• [Records provided]
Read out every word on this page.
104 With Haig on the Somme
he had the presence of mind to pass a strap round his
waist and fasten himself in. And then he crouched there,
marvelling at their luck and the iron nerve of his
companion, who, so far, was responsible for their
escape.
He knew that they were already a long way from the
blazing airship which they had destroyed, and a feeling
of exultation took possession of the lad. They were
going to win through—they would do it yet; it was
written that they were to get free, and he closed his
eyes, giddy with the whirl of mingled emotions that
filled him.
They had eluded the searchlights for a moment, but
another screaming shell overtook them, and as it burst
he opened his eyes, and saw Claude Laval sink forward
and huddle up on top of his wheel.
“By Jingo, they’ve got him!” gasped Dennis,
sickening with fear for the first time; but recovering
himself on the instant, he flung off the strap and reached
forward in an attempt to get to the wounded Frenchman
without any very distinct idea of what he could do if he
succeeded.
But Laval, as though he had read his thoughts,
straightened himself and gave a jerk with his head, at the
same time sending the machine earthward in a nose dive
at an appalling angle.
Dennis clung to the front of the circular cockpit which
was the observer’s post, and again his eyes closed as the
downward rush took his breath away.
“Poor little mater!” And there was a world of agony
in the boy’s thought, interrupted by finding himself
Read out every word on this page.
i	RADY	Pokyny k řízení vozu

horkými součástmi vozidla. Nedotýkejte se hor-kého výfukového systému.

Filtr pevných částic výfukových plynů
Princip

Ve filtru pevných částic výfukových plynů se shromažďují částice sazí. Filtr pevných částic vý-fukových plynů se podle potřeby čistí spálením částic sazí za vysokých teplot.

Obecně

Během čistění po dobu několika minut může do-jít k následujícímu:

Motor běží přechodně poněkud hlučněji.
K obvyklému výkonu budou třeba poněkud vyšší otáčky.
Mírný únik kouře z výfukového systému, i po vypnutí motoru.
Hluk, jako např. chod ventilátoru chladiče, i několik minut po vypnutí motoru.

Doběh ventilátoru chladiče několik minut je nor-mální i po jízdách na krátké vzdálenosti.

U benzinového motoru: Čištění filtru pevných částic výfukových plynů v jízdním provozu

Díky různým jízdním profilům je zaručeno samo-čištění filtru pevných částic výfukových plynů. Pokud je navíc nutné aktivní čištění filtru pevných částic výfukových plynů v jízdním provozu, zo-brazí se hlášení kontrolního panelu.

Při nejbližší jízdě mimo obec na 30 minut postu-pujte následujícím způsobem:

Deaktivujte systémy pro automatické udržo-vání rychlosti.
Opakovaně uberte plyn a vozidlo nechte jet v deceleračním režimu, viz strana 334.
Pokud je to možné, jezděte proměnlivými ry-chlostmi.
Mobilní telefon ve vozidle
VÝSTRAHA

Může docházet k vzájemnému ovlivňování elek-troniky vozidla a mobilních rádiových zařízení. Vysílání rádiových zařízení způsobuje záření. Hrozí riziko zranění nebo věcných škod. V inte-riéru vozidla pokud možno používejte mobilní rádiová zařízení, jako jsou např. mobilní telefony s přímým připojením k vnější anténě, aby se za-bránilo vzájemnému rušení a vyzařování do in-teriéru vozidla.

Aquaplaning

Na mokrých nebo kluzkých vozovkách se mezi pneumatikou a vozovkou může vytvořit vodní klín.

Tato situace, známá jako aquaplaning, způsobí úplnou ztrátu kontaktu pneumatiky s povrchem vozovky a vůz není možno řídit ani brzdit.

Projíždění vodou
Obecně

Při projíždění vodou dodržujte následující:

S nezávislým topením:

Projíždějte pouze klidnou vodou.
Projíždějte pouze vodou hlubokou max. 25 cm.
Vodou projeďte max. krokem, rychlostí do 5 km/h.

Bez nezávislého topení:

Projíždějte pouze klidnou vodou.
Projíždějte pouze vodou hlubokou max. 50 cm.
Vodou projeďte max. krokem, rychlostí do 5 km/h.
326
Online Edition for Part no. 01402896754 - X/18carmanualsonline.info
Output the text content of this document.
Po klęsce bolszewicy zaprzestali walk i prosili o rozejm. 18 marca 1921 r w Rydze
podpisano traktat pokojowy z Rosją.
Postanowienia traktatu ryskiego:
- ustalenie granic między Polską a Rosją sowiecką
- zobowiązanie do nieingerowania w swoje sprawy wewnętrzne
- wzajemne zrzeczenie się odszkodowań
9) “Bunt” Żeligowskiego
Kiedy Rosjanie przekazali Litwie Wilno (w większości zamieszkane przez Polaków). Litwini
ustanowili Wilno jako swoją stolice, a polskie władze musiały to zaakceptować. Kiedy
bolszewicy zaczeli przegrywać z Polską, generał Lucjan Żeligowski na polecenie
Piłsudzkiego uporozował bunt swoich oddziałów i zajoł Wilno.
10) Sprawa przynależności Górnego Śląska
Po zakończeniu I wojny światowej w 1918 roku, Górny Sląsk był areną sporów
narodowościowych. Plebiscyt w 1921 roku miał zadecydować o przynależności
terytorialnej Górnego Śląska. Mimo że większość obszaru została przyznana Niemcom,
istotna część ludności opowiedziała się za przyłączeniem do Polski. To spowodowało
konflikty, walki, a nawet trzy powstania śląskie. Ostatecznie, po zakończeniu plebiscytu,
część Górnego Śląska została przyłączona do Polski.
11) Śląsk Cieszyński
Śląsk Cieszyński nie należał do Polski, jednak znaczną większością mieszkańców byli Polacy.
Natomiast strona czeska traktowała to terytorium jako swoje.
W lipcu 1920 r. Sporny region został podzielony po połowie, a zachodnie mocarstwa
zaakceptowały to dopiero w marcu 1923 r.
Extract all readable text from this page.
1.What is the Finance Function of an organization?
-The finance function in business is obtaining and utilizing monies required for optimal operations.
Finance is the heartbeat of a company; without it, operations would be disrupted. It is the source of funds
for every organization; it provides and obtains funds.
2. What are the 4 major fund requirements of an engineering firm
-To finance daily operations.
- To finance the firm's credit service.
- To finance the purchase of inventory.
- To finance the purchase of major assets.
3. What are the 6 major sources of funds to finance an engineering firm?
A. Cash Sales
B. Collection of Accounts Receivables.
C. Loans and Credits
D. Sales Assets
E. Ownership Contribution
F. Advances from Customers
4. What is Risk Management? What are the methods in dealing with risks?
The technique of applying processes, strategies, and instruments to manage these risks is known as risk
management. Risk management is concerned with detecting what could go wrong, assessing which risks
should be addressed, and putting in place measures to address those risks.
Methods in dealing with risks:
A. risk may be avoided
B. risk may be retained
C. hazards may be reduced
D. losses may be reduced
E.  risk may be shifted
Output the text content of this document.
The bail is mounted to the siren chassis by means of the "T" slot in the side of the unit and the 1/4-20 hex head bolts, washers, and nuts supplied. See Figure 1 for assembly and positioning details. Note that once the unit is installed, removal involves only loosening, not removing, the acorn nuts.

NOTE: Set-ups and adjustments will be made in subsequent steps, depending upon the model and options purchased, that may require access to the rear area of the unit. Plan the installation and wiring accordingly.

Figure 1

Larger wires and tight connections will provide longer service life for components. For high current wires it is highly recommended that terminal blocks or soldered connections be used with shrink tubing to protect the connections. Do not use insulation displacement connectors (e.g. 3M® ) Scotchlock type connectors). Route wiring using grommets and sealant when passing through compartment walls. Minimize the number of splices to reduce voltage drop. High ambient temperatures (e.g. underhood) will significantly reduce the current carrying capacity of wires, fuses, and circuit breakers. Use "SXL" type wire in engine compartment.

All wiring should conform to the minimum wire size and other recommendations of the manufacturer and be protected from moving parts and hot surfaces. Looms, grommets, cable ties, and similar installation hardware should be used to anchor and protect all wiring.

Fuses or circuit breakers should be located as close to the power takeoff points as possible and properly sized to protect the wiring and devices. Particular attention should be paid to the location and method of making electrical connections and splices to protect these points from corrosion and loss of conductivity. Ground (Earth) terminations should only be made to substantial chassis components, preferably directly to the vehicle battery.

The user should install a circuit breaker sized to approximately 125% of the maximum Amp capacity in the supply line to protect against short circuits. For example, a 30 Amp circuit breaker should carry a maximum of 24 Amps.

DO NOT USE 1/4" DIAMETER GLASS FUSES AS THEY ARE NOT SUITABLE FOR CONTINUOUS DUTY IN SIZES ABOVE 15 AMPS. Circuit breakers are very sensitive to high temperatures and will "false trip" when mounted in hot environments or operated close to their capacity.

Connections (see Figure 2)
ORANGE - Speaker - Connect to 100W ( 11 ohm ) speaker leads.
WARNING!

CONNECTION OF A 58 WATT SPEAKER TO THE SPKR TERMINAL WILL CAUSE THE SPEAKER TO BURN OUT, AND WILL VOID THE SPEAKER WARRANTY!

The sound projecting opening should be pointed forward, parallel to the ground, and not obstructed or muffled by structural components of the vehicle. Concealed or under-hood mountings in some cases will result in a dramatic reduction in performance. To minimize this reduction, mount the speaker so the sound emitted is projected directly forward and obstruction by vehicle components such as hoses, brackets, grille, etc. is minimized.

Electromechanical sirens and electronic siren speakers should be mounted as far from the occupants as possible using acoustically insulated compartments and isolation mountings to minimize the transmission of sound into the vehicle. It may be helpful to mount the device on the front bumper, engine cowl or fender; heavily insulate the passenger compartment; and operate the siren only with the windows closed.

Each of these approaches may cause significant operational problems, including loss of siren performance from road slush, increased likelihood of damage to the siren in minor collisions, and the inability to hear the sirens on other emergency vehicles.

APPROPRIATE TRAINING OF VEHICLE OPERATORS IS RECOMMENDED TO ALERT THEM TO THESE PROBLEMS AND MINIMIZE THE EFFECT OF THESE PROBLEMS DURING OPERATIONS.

• [Goal]
Gather each line of the listing that holds the string "bolszewicy".

• [Solution to this problem]
Po klęsce bolszewicy zaprzestali walk i prosili o rozejm. 18 marca 1921 r w Rydze
bolszewicy zaczeli przegrywać z Polską, generał Lucjan Żeligowski na polecenie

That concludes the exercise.